** Aim **
Exclude the pictures and reproduce the remaining data exactly as written.
* start Extracted entries *
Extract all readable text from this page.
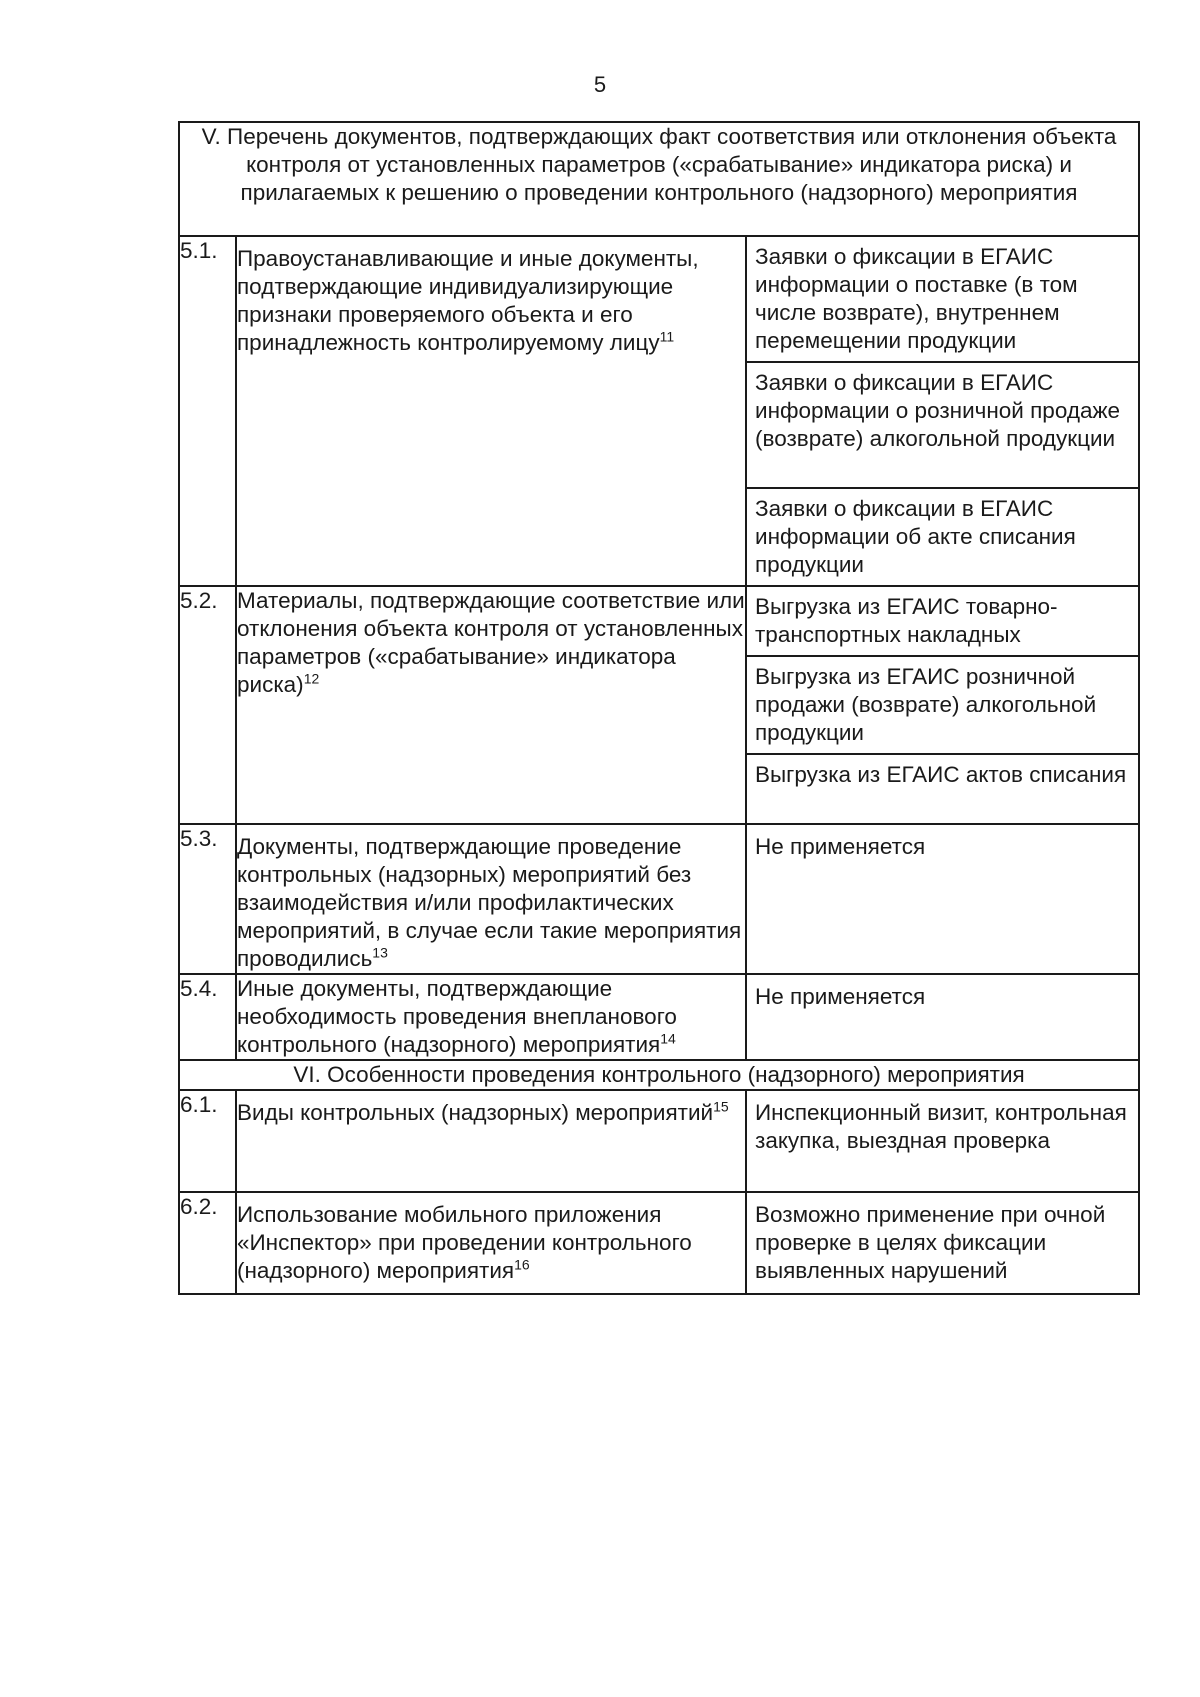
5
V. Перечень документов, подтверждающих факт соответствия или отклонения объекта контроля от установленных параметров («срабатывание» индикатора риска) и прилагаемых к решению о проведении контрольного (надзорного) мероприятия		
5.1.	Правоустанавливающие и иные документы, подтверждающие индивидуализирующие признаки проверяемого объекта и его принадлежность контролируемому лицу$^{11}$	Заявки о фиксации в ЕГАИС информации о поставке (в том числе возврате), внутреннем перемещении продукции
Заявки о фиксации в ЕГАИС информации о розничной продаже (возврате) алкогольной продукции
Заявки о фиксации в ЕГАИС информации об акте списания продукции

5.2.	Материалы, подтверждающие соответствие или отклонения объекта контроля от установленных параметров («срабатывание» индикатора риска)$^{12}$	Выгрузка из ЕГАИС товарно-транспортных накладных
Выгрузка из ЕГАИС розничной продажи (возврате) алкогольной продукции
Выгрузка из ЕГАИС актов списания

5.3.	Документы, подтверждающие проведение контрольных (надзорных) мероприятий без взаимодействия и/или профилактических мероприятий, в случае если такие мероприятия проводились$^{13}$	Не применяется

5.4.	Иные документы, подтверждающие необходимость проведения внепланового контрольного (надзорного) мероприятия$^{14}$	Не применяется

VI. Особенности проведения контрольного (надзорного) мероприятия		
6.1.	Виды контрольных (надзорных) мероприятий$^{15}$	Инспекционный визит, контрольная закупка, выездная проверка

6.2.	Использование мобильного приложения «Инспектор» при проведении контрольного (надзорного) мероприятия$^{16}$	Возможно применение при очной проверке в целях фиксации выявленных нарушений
* end Extracted entries *
** Complete answer **
Extract all readable text from this page.
5
V. Перечень документов, подтверждающих факт соответствия или отклонения объекта контроля от установленных параметров («срабатывание» индикатора риска) и прилагаемых к решению о проведении контрольного (надзорного) мероприятия		
5.1.	Правоустанавливающие и иные документы, подтверждающие индивидуализирующие признаки проверяемого объекта и его принадлежность контролируемому лицу$^{11}$	Заявки о фиксации в ЕГАИС информации о поставке (в том числе возврате), внутреннем перемещении продукции
Заявки о фиксации в ЕГАИС информации о розничной продаже (возврате) алкогольной продукции
Заявки о фиксации в ЕГАИС информации об акте списания продукции

5.2.	Материалы, подтверждающие соответствие или отклонения объекта контроля от установленных параметров («срабатывание» индикатора риска)$^{12}$	Выгрузка из ЕГАИС товарно-транспортных накладных
Выгрузка из ЕГАИС розничной продажи (возврате) алкогольной продукции
Выгрузка из ЕГАИС актов списания

5.3.	Документы, подтверждающие проведение контрольных (надзорных) мероприятий без взаимодействия и/или профилактических мероприятий, в случае если такие мероприятия проводились$^{13}$	Не применяется

5.4.	Иные документы, подтверждающие необходимость проведения внепланового контрольного (надзорного) мероприятия$^{14}$	Не применяется

VI. Особенности проведения контрольного (надзорного) мероприятия		
6.1.	Виды контрольных (надзорных) мероприятий$^{15}$	Инспекционный визит, контрольная закупка, выездная проверка

6.2.	Использование мобильного приложения «Инспектор» при проведении контрольного (надзорного) мероприятия$^{16}$	Возможно применение при очной проверке в целях фиксации выявленных нарушений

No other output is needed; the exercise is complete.